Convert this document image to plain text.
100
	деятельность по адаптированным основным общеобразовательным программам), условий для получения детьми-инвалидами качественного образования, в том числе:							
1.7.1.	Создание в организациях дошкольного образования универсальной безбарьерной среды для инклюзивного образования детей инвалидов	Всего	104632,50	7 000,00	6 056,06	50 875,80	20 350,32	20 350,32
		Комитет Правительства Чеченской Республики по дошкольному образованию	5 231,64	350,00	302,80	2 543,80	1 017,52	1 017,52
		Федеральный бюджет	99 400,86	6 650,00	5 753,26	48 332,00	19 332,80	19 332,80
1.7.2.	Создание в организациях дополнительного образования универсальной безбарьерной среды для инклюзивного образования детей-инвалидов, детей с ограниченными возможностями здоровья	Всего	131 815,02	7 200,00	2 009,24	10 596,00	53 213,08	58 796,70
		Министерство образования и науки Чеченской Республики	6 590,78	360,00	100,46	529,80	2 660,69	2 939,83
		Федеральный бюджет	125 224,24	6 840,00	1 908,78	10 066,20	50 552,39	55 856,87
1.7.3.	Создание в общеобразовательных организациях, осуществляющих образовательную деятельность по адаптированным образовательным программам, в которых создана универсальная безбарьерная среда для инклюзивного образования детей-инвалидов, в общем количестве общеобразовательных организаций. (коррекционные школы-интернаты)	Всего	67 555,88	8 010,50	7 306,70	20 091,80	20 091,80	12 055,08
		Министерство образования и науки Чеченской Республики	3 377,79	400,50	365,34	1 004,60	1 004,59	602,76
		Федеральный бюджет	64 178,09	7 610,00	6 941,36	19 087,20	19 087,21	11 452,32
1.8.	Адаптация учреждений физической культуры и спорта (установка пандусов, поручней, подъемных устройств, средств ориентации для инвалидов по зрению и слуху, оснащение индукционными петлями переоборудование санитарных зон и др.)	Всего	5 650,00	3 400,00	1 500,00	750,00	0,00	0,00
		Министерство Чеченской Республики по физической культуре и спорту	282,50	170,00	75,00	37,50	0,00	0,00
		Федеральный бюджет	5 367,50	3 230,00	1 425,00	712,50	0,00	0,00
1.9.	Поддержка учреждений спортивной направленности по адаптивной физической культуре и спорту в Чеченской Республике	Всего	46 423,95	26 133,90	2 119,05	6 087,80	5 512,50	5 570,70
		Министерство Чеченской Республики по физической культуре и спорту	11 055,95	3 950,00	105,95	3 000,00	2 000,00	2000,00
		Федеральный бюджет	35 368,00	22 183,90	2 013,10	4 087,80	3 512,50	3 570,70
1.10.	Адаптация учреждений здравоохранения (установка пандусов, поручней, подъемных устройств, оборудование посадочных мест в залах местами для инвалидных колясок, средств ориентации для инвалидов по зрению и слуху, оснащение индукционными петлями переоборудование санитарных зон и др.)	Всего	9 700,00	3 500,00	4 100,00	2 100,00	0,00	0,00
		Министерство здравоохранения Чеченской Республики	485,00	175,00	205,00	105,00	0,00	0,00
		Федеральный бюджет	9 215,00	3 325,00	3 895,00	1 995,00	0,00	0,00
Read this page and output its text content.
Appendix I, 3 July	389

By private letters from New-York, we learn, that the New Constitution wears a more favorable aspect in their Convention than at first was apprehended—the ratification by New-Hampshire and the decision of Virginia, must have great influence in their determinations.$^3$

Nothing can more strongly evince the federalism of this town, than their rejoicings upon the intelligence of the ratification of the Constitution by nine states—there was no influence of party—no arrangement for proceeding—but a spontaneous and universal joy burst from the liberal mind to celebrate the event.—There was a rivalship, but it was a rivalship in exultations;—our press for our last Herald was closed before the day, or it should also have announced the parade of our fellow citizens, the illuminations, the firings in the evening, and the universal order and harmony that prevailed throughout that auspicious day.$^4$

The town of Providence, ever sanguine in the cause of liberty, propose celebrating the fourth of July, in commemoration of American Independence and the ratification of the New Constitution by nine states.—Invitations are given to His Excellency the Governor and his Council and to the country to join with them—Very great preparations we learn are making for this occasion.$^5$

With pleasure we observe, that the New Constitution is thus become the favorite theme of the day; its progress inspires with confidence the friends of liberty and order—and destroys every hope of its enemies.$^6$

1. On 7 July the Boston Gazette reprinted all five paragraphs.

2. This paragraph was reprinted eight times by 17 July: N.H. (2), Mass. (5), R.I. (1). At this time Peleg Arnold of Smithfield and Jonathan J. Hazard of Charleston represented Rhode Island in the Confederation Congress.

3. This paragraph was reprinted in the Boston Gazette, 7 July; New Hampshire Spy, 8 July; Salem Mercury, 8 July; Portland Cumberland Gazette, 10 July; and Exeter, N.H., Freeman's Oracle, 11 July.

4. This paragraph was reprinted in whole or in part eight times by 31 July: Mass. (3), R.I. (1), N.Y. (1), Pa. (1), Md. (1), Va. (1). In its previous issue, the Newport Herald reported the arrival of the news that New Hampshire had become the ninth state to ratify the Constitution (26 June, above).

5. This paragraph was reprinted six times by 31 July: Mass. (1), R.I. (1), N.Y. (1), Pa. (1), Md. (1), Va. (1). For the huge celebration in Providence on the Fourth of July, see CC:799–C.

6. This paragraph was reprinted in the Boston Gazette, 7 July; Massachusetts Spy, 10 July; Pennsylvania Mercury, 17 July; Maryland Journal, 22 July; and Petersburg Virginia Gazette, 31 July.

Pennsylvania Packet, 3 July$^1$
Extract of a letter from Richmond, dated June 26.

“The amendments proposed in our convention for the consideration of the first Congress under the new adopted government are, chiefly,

# # # #

What to do:
Every record should be repeated exactly; please leave none out.

Exercise output:
Convert this document image to plain text.
100
	деятельность по адаптированным основным общеобразовательным программам), условий для получения детьми-инвалидами качественного образования, в том числе:							
1.7.1.	Создание в организациях дошкольного образования универсальной безбарьерной среды для инклюзивного образования детей инвалидов	Всего	104632,50	7 000,00	6 056,06	50 875,80	20 350,32	20 350,32
		Комитет Правительства Чеченской Республики по дошкольному образованию	5 231,64	350,00	302,80	2 543,80	1 017,52	1 017,52
		Федеральный бюджет	99 400,86	6 650,00	5 753,26	48 332,00	19 332,80	19 332,80
1.7.2.	Создание в организациях дополнительного образования универсальной безбарьерной среды для инклюзивного образования детей-инвалидов, детей с ограниченными возможностями здоровья	Всего	131 815,02	7 200,00	2 009,24	10 596,00	53 213,08	58 796,70
		Министерство образования и науки Чеченской Республики	6 590,78	360,00	100,46	529,80	2 660,69	2 939,83
		Федеральный бюджет	125 224,24	6 840,00	1 908,78	10 066,20	50 552,39	55 856,87
1.7.3.	Создание в общеобразовательных организациях, осуществляющих образовательную деятельность по адаптированным образовательным программам, в которых создана универсальная безбарьерная среда для инклюзивного образования детей-инвалидов, в общем количестве общеобразовательных организаций. (коррекционные школы-интернаты)	Всего	67 555,88	8 010,50	7 306,70	20 091,80	20 091,80	12 055,08
		Министерство образования и науки Чеченской Республики	3 377,79	400,50	365,34	1 004,60	1 004,59	602,76
		Федеральный бюджет	64 178,09	7 610,00	6 941,36	19 087,20	19 087,21	11 452,32
1.8.	Адаптация учреждений физической культуры и спорта (установка пандусов, поручней, подъемных устройств, средств ориентации для инвалидов по зрению и слуху, оснащение индукционными петлями переоборудование санитарных зон и др.)	Всего	5 650,00	3 400,00	1 500,00	750,00	0,00	0,00
		Министерство Чеченской Республики по физической культуре и спорту	282,50	170,00	75,00	37,50	0,00	0,00
		Федеральный бюджет	5 367,50	3 230,00	1 425,00	712,50	0,00	0,00
1.9.	Поддержка учреждений спортивной направленности по адаптивной физической культуре и спорту в Чеченской Республике	Всего	46 423,95	26 133,90	2 119,05	6 087,80	5 512,50	5 570,70
		Министерство Чеченской Республики по физической культуре и спорту	11 055,95	3 950,00	105,95	3 000,00	2 000,00	2000,00
		Федеральный бюджет	35 368,00	22 183,90	2 013,10	4 087,80	3 512,50	3 570,70
1.10.	Адаптация учреждений здравоохранения (установка пандусов, поручней, подъемных устройств, оборудование посадочных мест в залах местами для инвалидных колясок, средств ориентации для инвалидов по зрению и слуху, оснащение индукционными петлями переоборудование санитарных зон и др.)	Всего	9 700,00	3 500,00	4 100,00	2 100,00	0,00	0,00
		Министерство здравоохранения Чеченской Республики	485,00	175,00	205,00	105,00	0,00	0,00
		Федеральный бюджет	9 215,00	3 325,00	3 895,00	1 995,00	0,00	0,00
Read this page and output its text content.
Appendix I, 3 July	389

By private letters from New-York, we learn, that the New Constitution wears a more favorable aspect in their Convention than at first was apprehended—the ratification by New-Hampshire and the decision of Virginia, must have great influence in their determinations.$^3$

Nothing can more strongly evince the federalism of this town, than their rejoicings upon the intelligence of the ratification of the Constitution by nine states—there was no influence of party—no arrangement for proceeding—but a spontaneous and universal joy burst from the liberal mind to celebrate the event.—There was a rivalship, but it was a rivalship in exultations;—our press for our last Herald was closed before the day, or it should also have announced the parade of our fellow citizens, the illuminations, the firings in the evening, and the universal order and harmony that prevailed throughout that auspicious day.$^4$

The town of Providence, ever sanguine in the cause of liberty, propose celebrating the fourth of July, in commemoration of American Independence and the ratification of the New Constitution by nine states.—Invitations are given to His Excellency the Governor and his Council and to the country to join with them—Very great preparations we learn are making for this occasion.$^5$

With pleasure we observe, that the New Constitution is thus become the favorite theme of the day; its progress inspires with confidence the friends of liberty and order—and destroys every hope of its enemies.$^6$

1. On 7 July the Boston Gazette reprinted all five paragraphs.

2. This paragraph was reprinted eight times by 17 July: N.H. (2), Mass. (5), R.I. (1). At this time Peleg Arnold of Smithfield and Jonathan J. Hazard of Charleston represented Rhode Island in the Confederation Congress.

3. This paragraph was reprinted in the Boston Gazette, 7 July; New Hampshire Spy, 8 July; Salem Mercury, 8 July; Portland Cumberland Gazette, 10 July; and Exeter, N.H., Freeman's Oracle, 11 July.

4. This paragraph was reprinted in whole or in part eight times by 31 July: Mass. (3), R.I. (1), N.Y. (1), Pa. (1), Md. (1), Va. (1). In its previous issue, the Newport Herald reported the arrival of the news that New Hampshire had become the ninth state to ratify the Constitution (26 June, above).

5. This paragraph was reprinted six times by 31 July: Mass. (1), R.I. (1), N.Y. (1), Pa. (1), Md. (1), Va. (1). For the huge celebration in Providence on the Fourth of July, see CC:799–C.

6. This paragraph was reprinted in the Boston Gazette, 7 July; Massachusetts Spy, 10 July; Pennsylvania Mercury, 17 July; Maryland Journal, 22 July; and Petersburg Virginia Gazette, 31 July.

Pennsylvania Packet, 3 July$^1$
Extract of a letter from Richmond, dated June 26.

“The amendments proposed in our convention for the consideration of the first Congress under the new adopted government are, chiefly,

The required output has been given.